→ **What you will do**: Take each line that has the word "JSON" and return it.

Start Given data

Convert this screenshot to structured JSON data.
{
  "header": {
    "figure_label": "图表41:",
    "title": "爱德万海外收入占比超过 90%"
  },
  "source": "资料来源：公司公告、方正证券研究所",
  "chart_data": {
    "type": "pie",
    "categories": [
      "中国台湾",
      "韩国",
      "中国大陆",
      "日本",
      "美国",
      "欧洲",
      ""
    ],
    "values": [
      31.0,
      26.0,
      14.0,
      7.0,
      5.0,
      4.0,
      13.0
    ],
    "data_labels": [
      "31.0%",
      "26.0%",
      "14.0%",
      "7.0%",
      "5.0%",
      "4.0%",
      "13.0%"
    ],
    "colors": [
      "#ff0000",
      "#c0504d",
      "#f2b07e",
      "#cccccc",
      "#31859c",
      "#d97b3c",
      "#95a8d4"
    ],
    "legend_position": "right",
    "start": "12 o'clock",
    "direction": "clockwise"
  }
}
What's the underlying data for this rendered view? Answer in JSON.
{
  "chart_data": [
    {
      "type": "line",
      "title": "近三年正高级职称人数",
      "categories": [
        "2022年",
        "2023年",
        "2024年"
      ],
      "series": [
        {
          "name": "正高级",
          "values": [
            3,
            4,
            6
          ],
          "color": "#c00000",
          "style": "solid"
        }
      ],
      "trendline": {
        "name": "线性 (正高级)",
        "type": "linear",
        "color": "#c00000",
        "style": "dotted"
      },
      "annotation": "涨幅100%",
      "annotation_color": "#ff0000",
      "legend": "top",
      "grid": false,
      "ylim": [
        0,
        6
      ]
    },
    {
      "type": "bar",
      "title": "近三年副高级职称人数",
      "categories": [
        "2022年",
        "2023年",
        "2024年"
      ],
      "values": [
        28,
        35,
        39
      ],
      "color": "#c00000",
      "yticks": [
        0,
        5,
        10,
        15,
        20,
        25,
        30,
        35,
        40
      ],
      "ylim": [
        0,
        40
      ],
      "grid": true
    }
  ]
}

End Given data

→ **Task result**:
Convert this screenshot to structured JSON data.
What's the underlying data for this rendered view? Answer in JSON.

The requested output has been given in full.